**Task to carry out:**
From the listing below, extract every line containing "this".

**Exercise material:**
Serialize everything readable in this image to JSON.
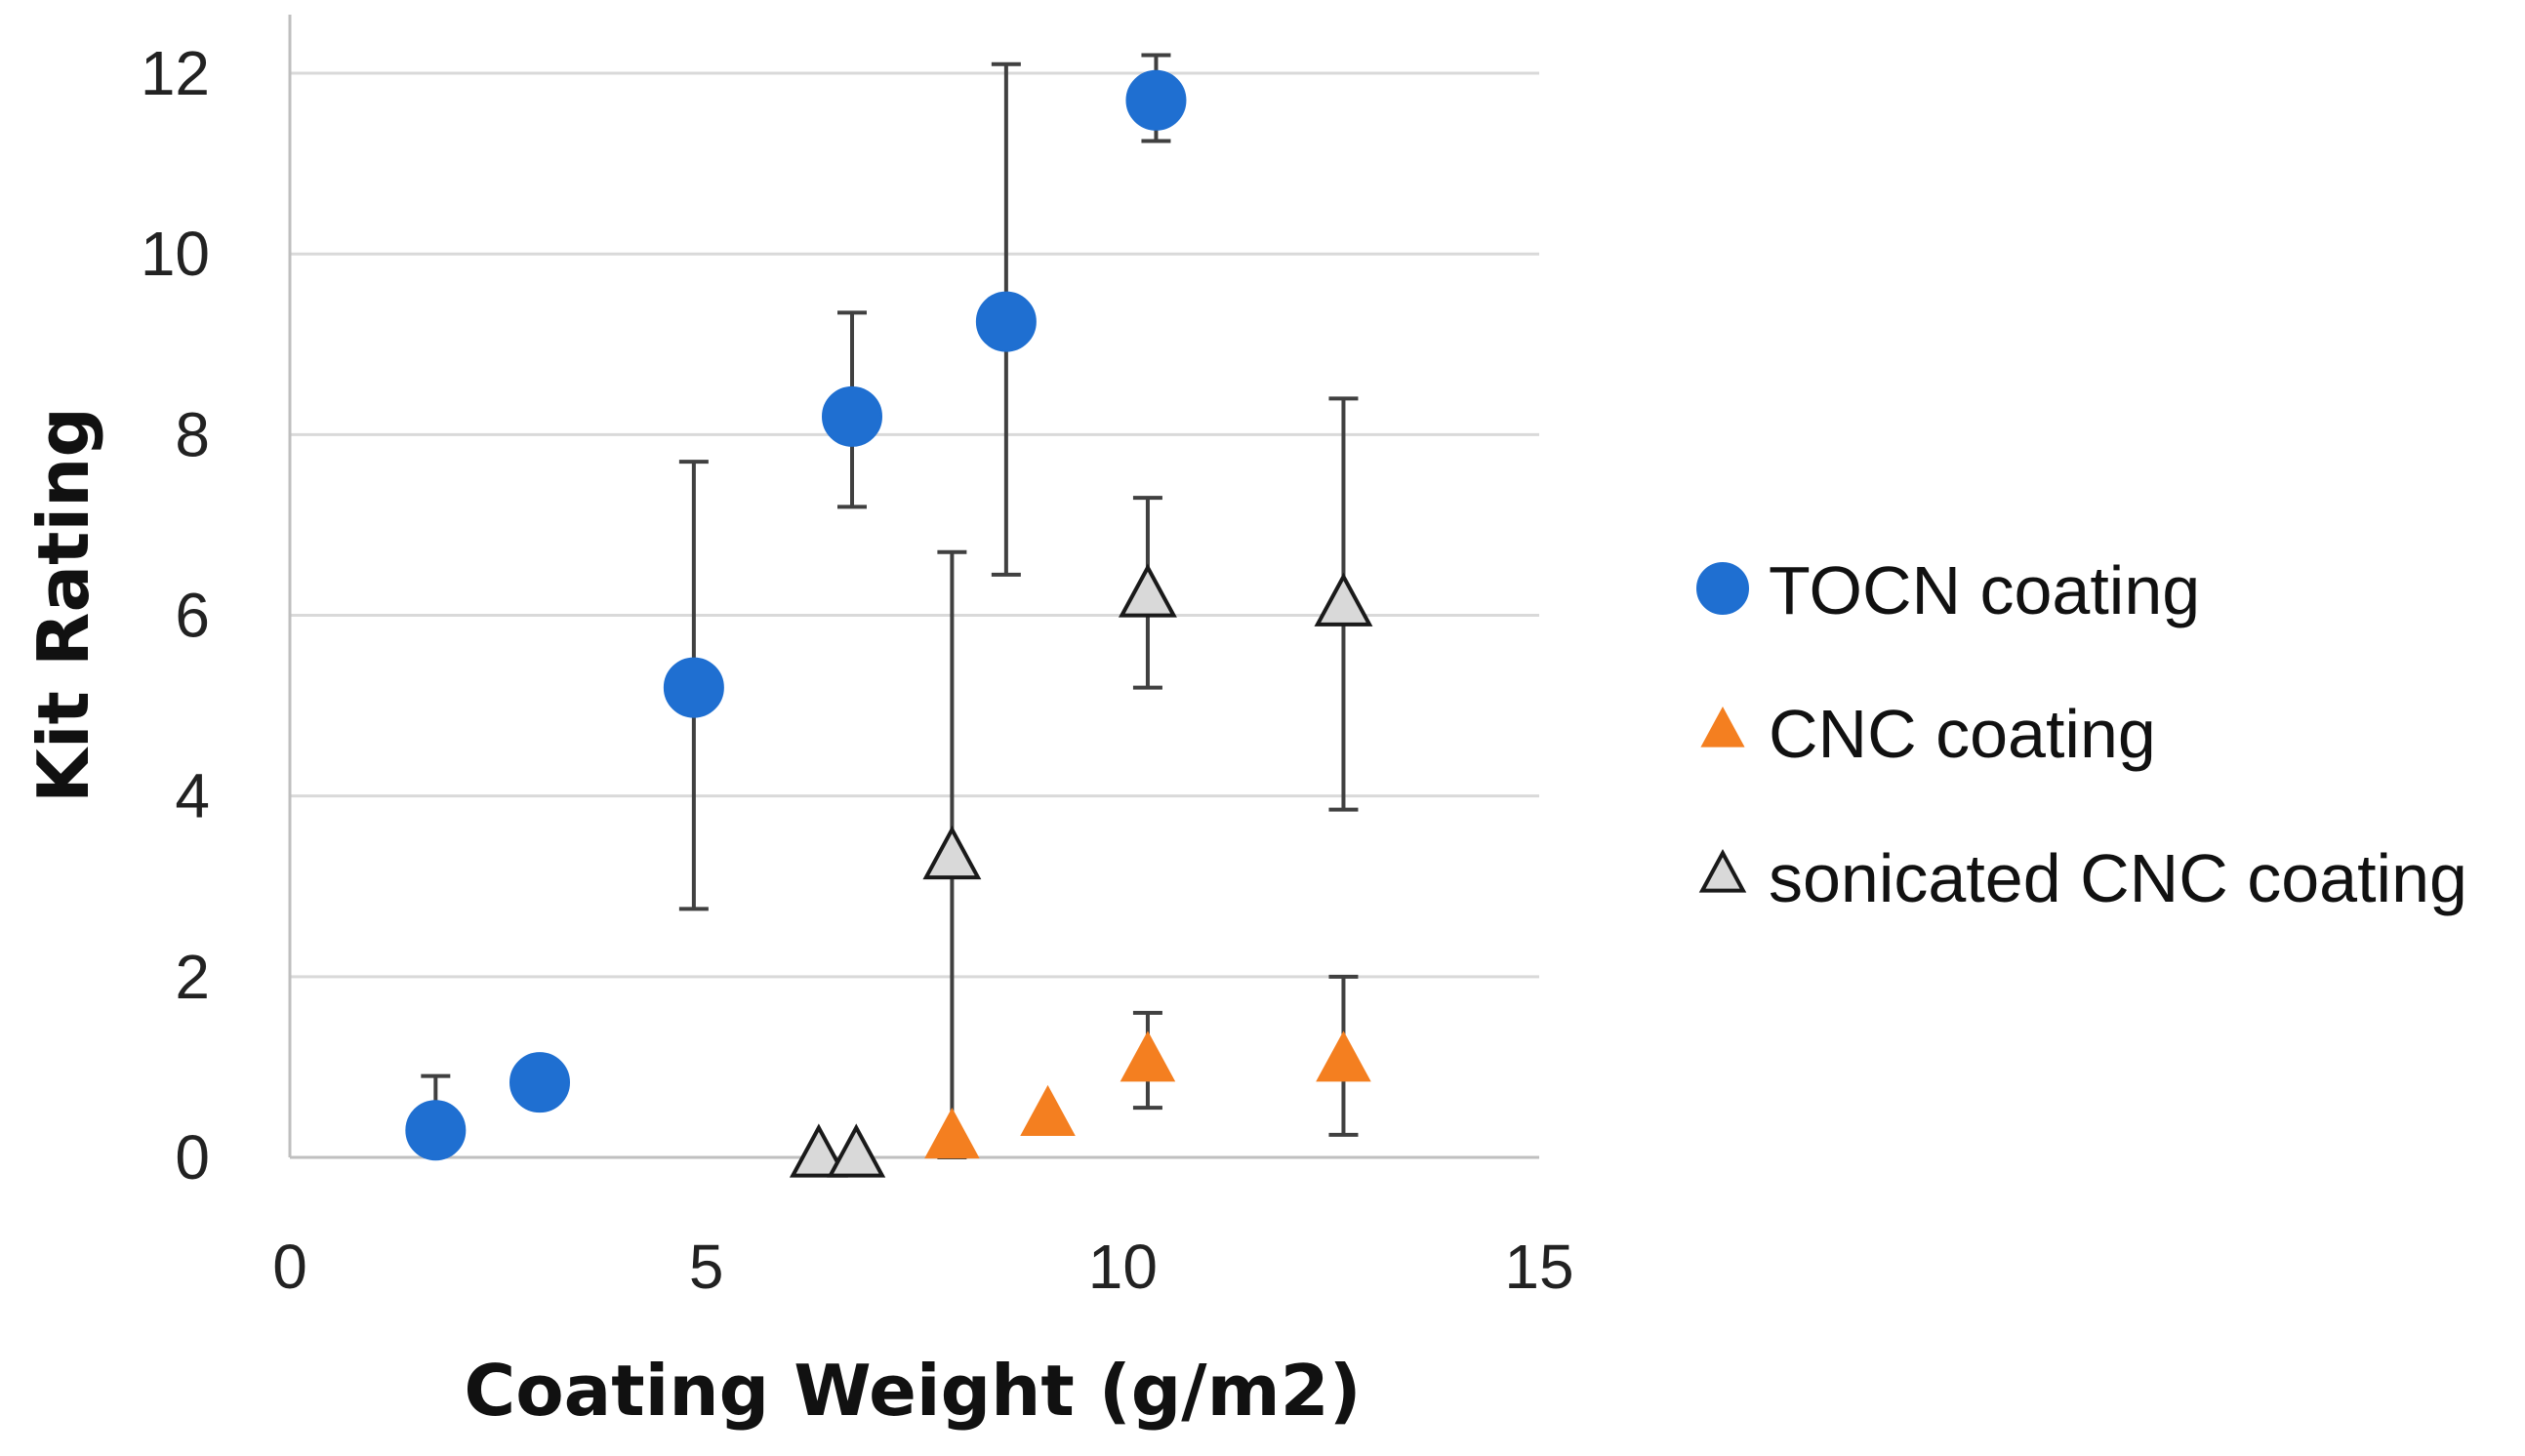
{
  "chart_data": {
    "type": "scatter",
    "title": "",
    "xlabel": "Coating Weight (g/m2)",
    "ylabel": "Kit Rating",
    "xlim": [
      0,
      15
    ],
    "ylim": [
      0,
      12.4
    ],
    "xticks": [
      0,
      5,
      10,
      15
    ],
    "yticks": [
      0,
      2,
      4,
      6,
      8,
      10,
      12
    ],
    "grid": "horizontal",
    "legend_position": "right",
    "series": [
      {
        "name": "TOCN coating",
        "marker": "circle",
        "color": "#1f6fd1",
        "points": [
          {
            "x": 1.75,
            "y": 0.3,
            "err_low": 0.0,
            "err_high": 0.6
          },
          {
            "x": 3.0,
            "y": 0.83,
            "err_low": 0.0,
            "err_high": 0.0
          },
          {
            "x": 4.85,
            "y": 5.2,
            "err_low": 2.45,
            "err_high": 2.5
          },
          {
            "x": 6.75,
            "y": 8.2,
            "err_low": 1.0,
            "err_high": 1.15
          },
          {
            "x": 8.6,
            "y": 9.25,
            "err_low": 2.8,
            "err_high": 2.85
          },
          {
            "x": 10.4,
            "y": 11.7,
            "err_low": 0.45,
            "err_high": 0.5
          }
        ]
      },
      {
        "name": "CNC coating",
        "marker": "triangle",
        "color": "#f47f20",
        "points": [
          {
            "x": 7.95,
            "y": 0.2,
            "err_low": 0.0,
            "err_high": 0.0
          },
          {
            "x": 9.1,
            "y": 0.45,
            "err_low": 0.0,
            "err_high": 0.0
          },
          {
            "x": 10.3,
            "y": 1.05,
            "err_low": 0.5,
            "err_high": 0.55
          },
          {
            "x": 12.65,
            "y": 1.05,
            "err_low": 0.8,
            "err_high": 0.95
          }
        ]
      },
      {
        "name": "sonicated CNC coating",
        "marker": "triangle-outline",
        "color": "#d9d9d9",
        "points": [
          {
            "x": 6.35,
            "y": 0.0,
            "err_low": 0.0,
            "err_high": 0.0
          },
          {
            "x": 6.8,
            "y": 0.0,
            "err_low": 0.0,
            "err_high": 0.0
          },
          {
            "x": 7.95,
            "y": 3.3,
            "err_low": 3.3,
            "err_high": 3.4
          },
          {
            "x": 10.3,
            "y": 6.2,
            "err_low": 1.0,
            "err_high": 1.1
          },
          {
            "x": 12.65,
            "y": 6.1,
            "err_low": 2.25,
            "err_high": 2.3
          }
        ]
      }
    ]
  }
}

--

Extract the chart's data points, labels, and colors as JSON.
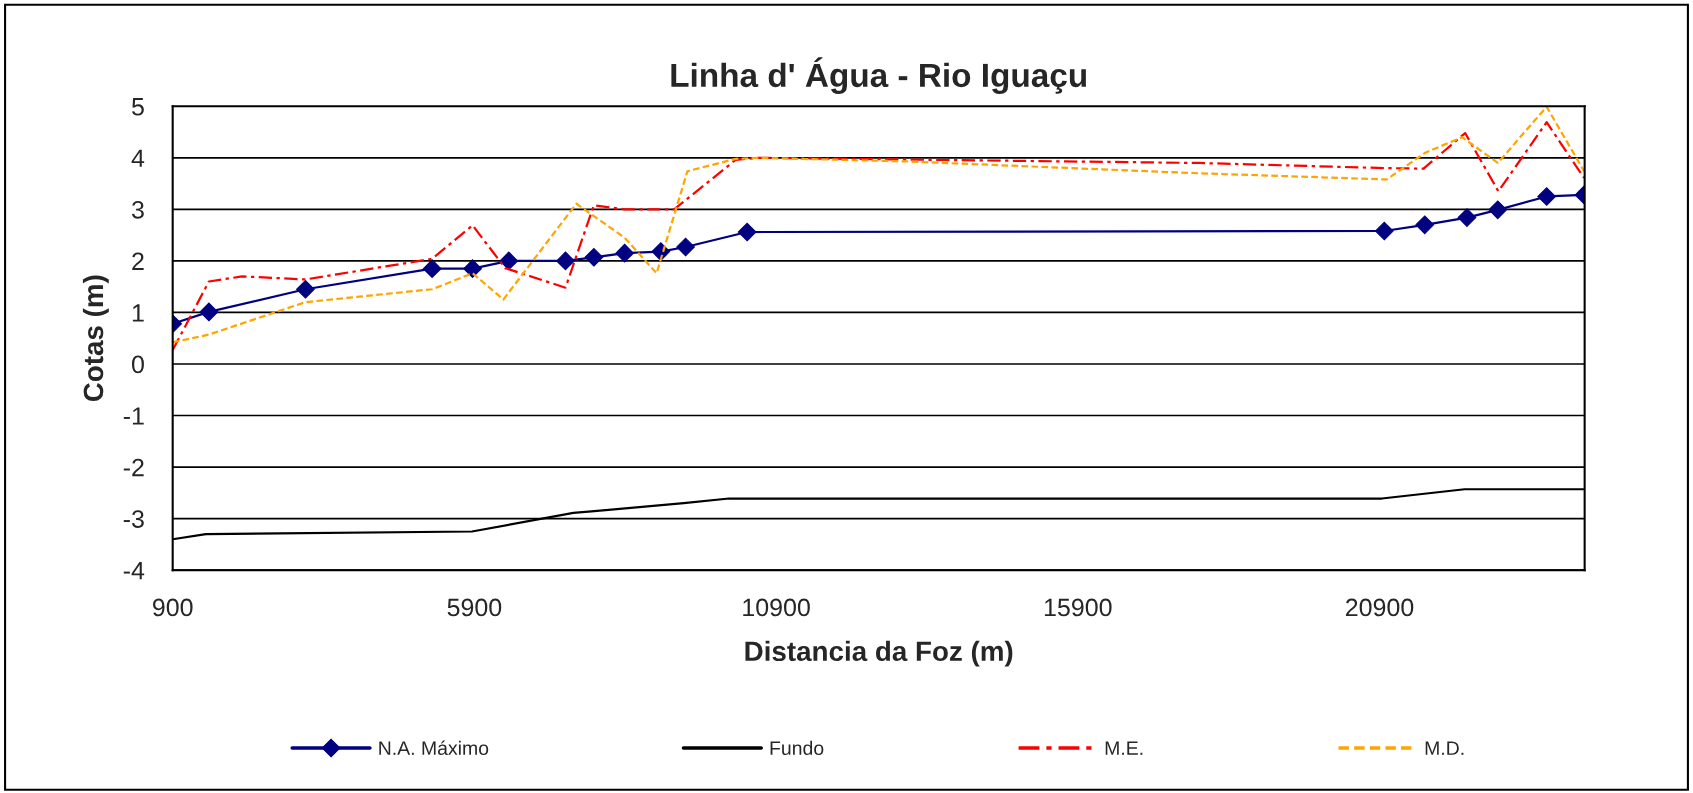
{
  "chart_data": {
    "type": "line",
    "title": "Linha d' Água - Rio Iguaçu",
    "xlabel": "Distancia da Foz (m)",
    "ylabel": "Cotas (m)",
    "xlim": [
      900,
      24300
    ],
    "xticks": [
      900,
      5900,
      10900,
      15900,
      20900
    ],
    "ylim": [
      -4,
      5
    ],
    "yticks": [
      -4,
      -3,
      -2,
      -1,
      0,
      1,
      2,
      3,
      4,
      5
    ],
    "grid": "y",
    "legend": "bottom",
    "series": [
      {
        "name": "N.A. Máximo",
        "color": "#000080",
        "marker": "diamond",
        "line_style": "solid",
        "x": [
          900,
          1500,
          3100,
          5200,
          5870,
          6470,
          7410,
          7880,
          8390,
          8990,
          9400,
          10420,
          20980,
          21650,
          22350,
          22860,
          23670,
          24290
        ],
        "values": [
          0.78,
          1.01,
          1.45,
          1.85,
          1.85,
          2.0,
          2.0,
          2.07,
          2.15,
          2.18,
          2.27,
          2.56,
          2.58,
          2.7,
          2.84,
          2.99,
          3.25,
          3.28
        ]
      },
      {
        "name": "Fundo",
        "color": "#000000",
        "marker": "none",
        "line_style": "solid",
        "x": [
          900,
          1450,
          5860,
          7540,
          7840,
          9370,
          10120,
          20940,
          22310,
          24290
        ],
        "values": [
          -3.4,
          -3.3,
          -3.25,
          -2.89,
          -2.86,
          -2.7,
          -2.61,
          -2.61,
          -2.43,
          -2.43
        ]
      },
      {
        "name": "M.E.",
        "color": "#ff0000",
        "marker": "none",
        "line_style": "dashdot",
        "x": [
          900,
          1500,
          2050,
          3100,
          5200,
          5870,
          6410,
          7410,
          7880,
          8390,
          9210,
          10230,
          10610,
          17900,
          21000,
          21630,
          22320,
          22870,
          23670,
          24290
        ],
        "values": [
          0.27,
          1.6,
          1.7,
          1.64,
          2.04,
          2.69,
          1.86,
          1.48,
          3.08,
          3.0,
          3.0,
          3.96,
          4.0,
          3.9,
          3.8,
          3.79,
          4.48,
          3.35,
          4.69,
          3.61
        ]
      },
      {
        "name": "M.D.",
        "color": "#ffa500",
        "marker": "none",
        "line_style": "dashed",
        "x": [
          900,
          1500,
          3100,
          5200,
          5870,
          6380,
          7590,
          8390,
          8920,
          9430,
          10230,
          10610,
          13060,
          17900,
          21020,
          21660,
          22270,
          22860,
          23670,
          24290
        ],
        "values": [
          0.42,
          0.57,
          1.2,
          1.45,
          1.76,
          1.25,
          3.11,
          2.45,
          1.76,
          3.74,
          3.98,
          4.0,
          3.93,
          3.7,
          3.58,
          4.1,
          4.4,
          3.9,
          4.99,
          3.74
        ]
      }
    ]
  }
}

--

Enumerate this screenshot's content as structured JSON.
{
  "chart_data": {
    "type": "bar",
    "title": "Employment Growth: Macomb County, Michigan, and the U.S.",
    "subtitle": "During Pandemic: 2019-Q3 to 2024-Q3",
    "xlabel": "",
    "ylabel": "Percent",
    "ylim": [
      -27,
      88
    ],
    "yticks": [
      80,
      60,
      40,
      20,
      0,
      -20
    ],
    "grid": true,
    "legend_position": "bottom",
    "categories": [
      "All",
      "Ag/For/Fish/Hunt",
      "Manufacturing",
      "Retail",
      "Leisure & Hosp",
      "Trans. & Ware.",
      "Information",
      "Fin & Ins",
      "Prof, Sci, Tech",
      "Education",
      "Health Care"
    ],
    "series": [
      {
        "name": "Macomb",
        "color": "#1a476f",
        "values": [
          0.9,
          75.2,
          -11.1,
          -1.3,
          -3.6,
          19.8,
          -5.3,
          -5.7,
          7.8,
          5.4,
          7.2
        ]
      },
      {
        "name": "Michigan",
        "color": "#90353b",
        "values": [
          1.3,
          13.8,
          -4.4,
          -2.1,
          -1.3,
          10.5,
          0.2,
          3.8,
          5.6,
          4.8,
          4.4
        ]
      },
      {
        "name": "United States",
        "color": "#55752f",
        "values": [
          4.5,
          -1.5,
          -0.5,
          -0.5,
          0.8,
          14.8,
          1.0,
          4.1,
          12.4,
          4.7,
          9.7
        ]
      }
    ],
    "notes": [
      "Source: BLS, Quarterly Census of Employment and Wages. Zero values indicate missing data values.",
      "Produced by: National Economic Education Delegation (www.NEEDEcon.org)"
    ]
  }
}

**Exercise output:**
Serialize everything readable in this image to JSON.
Enumerate this screenshot's content as structured JSON.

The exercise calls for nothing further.